[Raw records]
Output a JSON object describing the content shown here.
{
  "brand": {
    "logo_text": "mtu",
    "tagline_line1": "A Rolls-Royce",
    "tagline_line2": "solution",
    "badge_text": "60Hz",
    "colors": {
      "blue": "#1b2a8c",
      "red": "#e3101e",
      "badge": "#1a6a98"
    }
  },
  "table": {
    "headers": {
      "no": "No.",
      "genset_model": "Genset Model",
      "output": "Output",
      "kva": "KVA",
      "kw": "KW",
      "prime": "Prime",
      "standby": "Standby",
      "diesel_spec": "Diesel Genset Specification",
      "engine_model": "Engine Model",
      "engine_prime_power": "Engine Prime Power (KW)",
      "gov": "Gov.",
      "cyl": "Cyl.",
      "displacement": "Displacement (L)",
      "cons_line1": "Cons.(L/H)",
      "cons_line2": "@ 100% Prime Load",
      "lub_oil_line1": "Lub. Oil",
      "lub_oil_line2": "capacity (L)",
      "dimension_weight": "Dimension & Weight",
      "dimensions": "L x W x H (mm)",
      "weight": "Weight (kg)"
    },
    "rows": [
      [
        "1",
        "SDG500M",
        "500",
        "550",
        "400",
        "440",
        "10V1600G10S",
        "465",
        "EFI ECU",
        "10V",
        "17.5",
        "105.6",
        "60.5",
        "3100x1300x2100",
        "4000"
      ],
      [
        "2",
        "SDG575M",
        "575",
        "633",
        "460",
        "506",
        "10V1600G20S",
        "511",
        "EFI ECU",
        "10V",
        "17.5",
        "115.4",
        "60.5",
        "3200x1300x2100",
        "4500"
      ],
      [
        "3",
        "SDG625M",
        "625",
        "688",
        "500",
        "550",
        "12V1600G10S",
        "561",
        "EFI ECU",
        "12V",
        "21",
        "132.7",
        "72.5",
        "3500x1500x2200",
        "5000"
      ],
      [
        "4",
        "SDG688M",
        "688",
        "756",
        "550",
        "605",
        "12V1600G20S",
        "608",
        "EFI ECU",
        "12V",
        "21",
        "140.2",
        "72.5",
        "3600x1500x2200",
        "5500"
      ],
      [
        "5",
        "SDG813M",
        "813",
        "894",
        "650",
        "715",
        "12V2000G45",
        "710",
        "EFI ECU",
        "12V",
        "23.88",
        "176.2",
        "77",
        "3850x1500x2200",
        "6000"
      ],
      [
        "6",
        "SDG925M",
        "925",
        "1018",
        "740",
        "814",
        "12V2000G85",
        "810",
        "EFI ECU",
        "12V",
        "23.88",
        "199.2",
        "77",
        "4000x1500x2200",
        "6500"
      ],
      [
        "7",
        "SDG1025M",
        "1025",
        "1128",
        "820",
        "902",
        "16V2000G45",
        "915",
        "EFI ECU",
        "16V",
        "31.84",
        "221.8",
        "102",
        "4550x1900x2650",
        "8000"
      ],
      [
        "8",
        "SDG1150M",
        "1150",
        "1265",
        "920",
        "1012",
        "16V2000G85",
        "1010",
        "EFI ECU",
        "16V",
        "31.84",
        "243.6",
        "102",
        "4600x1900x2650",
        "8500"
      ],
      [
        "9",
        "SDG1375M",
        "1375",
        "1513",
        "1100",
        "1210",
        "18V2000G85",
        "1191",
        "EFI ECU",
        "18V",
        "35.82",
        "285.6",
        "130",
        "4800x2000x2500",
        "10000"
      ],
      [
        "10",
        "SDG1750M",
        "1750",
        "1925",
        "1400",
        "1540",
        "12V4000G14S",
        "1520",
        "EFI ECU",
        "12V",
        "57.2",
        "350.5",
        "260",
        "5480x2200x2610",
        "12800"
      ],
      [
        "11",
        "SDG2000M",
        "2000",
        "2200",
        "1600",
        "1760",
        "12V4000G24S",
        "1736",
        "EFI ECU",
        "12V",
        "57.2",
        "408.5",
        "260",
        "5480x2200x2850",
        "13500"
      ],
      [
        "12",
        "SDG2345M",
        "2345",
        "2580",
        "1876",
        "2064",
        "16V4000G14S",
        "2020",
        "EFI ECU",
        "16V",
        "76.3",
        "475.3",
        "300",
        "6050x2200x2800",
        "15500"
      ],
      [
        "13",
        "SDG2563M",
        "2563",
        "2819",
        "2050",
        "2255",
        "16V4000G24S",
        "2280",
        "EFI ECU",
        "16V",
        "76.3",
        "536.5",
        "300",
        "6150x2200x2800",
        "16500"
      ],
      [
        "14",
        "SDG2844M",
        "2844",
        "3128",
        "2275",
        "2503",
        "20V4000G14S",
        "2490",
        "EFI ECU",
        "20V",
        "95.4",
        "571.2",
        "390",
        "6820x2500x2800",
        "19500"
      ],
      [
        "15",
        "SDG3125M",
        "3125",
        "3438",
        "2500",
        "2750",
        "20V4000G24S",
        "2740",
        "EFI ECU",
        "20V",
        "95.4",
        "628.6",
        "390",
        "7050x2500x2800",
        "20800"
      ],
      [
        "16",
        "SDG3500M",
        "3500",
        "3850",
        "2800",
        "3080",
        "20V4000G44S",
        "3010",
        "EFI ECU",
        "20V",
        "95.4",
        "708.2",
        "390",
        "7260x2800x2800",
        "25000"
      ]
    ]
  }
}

**WHAT YOU ARE ASKED TO DO**
From the entries above, list each line with "Weight" in it.

**WORKED ANSWER**
      "dimension_weight": "Dimension & Weight",
      "weight": "Weight (kg)"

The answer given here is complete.